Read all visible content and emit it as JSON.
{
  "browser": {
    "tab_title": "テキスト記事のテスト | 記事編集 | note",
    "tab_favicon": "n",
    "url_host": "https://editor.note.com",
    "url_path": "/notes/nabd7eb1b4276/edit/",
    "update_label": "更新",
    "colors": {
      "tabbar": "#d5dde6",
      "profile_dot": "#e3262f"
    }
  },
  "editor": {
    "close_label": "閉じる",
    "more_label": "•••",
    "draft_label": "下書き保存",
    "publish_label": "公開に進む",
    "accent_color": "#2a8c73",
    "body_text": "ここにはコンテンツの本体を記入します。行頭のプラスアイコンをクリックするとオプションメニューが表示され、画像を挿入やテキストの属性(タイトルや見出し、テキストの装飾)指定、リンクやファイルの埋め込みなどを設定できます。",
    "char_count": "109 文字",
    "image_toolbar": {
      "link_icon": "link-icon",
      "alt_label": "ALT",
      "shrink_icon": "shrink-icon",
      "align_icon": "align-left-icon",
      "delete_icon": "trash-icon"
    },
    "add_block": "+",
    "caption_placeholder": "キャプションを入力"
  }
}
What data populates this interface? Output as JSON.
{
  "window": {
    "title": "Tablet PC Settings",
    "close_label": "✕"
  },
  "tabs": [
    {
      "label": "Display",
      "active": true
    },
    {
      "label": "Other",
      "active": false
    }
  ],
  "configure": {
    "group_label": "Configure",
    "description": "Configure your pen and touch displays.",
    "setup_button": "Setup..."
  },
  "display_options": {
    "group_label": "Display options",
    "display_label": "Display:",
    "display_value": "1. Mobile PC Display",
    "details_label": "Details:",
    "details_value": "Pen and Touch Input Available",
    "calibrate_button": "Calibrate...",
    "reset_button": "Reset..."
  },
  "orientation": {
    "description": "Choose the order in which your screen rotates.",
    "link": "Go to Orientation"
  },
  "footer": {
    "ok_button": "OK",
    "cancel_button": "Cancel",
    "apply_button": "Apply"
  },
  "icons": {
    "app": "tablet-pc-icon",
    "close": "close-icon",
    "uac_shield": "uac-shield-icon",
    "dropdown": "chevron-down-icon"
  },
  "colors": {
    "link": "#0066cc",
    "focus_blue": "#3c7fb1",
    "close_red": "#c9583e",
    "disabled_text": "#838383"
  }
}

*Your goal*. Write down every line of the data exactly as it appears above.

*Answer*.
Read all visible content and emit it as JSON.
{
  "browser": {
    "tab_title": "テキスト記事のテスト | 記事編集 | note",
    "tab_favicon": "n",
    "url_host": "https://editor.note.com",
    "url_path": "/notes/nabd7eb1b4276/edit/",
    "update_label": "更新",
    "colors": {
      "tabbar": "#d5dde6",
      "profile_dot": "#e3262f"
    }
  },
  "editor": {
    "close_label": "閉じる",
    "more_label": "•••",
    "draft_label": "下書き保存",
    "publish_label": "公開に進む",
    "accent_color": "#2a8c73",
    "body_text": "ここにはコンテンツの本体を記入します。行頭のプラスアイコンをクリックするとオプションメニューが表示され、画像を挿入やテキストの属性(タイトルや見出し、テキストの装飾)指定、リンクやファイルの埋め込みなどを設定できます。",
    "char_count": "109 文字",
    "image_toolbar": {
      "link_icon": "link-icon",
      "alt_label": "ALT",
      "shrink_icon": "shrink-icon",
      "align_icon": "align-left-icon",
      "delete_icon": "trash-icon"
    },
    "add_block": "+",
    "caption_placeholder": "キャプションを入力"
  }
}
What data populates this interface? Output as JSON.
{
  "window": {
    "title": "Tablet PC Settings",
    "close_label": "✕"
  },
  "tabs": [
    {
      "label": "Display",
      "active": true
    },
    {
      "label": "Other",
      "active": false
    }
  ],
  "configure": {
    "group_label": "Configure",
    "description": "Configure your pen and touch displays.",
    "setup_button": "Setup..."
  },
  "display_options": {
    "group_label": "Display options",
    "display_label": "Display:",
    "display_value": "1. Mobile PC Display",
    "details_label": "Details:",
    "details_value": "Pen and Touch Input Available",
    "calibrate_button": "Calibrate...",
    "reset_button": "Reset..."
  },
  "orientation": {
    "description": "Choose the order in which your screen rotates.",
    "link": "Go to Orientation"
  },
  "footer": {
    "ok_button": "OK",
    "cancel_button": "Cancel",
    "apply_button": "Apply"
  },
  "icons": {
    "app": "tablet-pc-icon",
    "close": "close-icon",
    "uac_shield": "uac-shield-icon",
    "dropdown": "chevron-down-icon"
  },
  "colors": {
    "link": "#0066cc",
    "focus_blue": "#3c7fb1",
    "close_red": "#c9583e",
    "disabled_text": "#838383"
  }
}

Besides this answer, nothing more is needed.